# [Directions]
Make an exact copy of the records, with the pictures left out.

— BEGIN Records to use —

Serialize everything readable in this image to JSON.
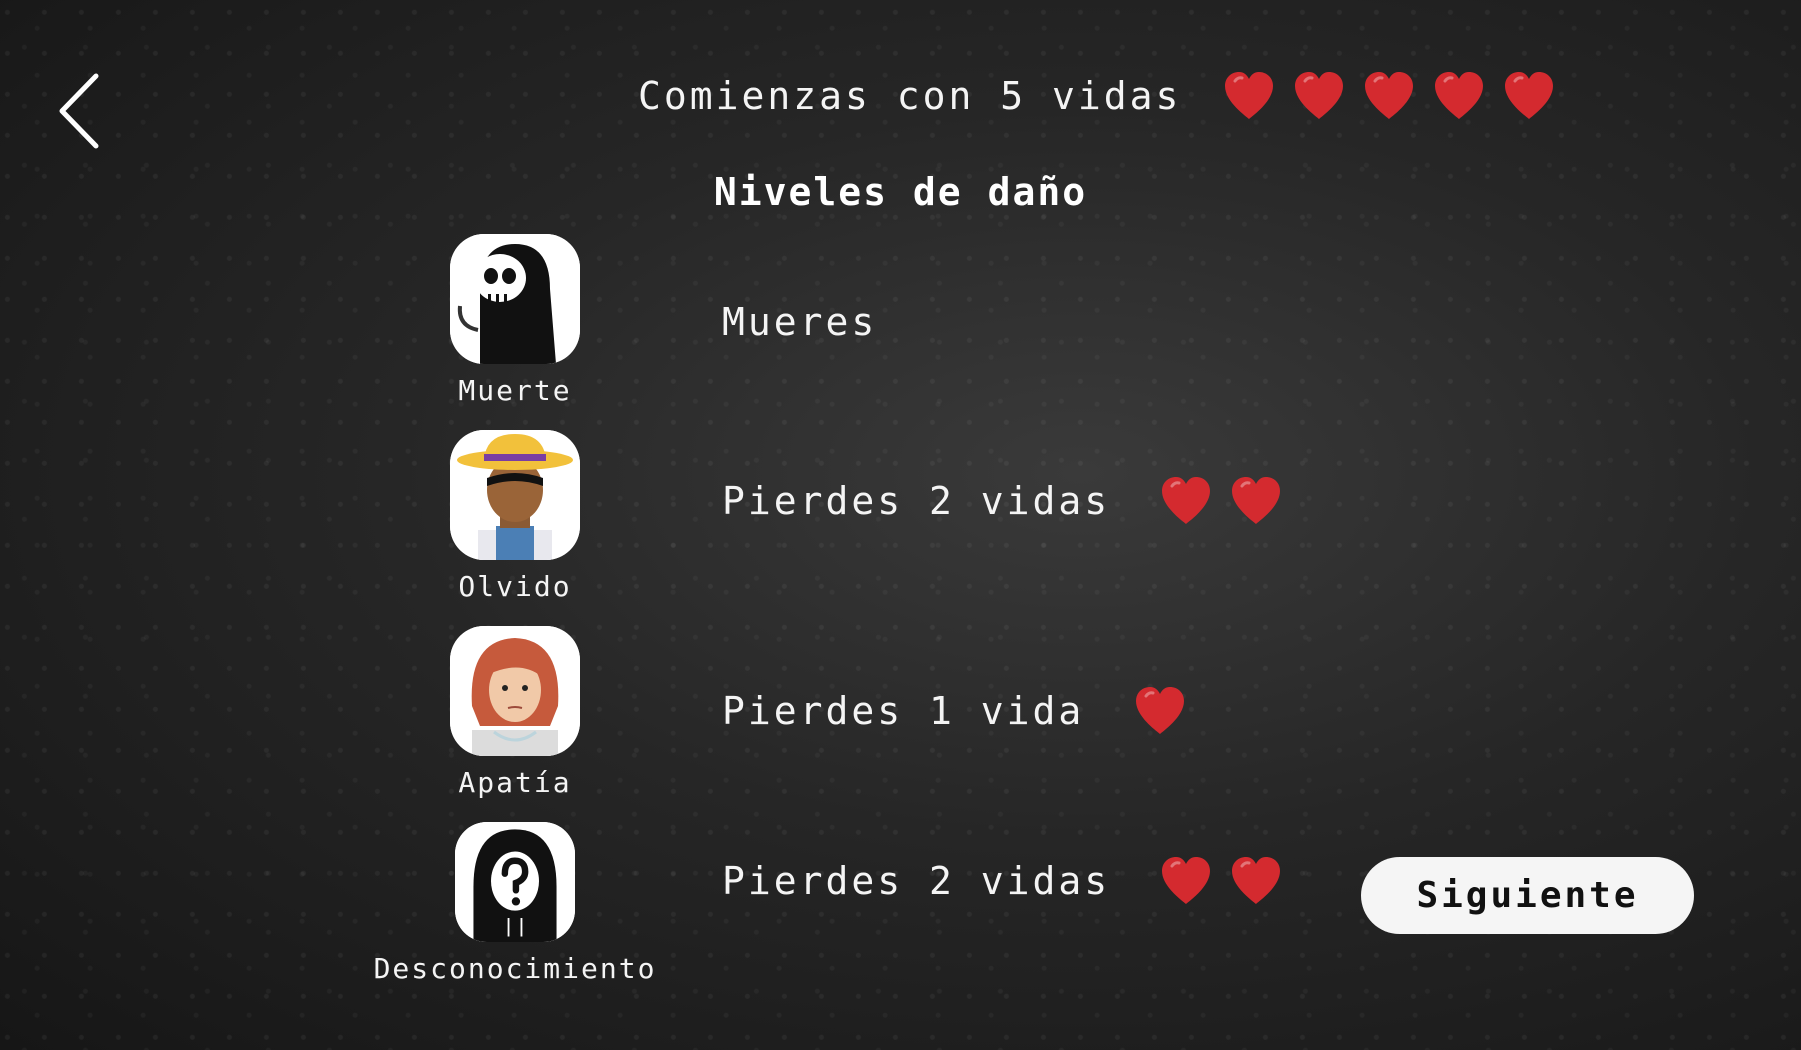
{
  "header": {
    "back_icon": "chevron-left-icon",
    "intro_text": "Comienzas con 5 vidas",
    "starting_lives": 5
  },
  "section_title": "Niveles de daño",
  "damage_levels": [
    {
      "name": "Muerte",
      "effect": "Mueres",
      "lives_lost": 0,
      "avatar_icon": "grim-reaper-icon"
    },
    {
      "name": "Olvido",
      "effect": "Pierdes 2 vidas",
      "lives_lost": 2,
      "avatar_icon": "farmer-icon"
    },
    {
      "name": "Apatía",
      "effect": "Pierdes 1 vida",
      "lives_lost": 1,
      "avatar_icon": "woman-icon"
    },
    {
      "name": "Desconocimiento",
      "effect": "Pierdes 2 vidas",
      "lives_lost": 2,
      "avatar_icon": "hooded-question-icon"
    }
  ],
  "next_button_label": "Siguiente",
  "colors": {
    "heart": "#d42a2f",
    "button_bg": "#f5f5f5",
    "background": "#262626"
  }
}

— END Records to use —

# [Result for this exercise]
Serialize everything readable in this image to JSON.
{
  "header": {
    "back_icon": "chevron-left-icon",
    "intro_text": "Comienzas con 5 vidas",
    "starting_lives": 5
  },
  "section_title": "Niveles de daño",
  "damage_levels": [
    {
      "name": "Muerte",
      "effect": "Mueres",
      "lives_lost": 0,
      "avatar_icon": "grim-reaper-icon"
    },
    {
      "name": "Olvido",
      "effect": "Pierdes 2 vidas",
      "lives_lost": 2,
      "avatar_icon": "farmer-icon"
    },
    {
      "name": "Apatía",
      "effect": "Pierdes 1 vida",
      "lives_lost": 1,
      "avatar_icon": "woman-icon"
    },
    {
      "name": "Desconocimiento",
      "effect": "Pierdes 2 vidas",
      "lives_lost": 2,
      "avatar_icon": "hooded-question-icon"
    }
  ],
  "next_button_label": "Siguiente",
  "colors": {
    "heart": "#d42a2f",
    "button_bg": "#f5f5f5",
    "background": "#262626"
  }
}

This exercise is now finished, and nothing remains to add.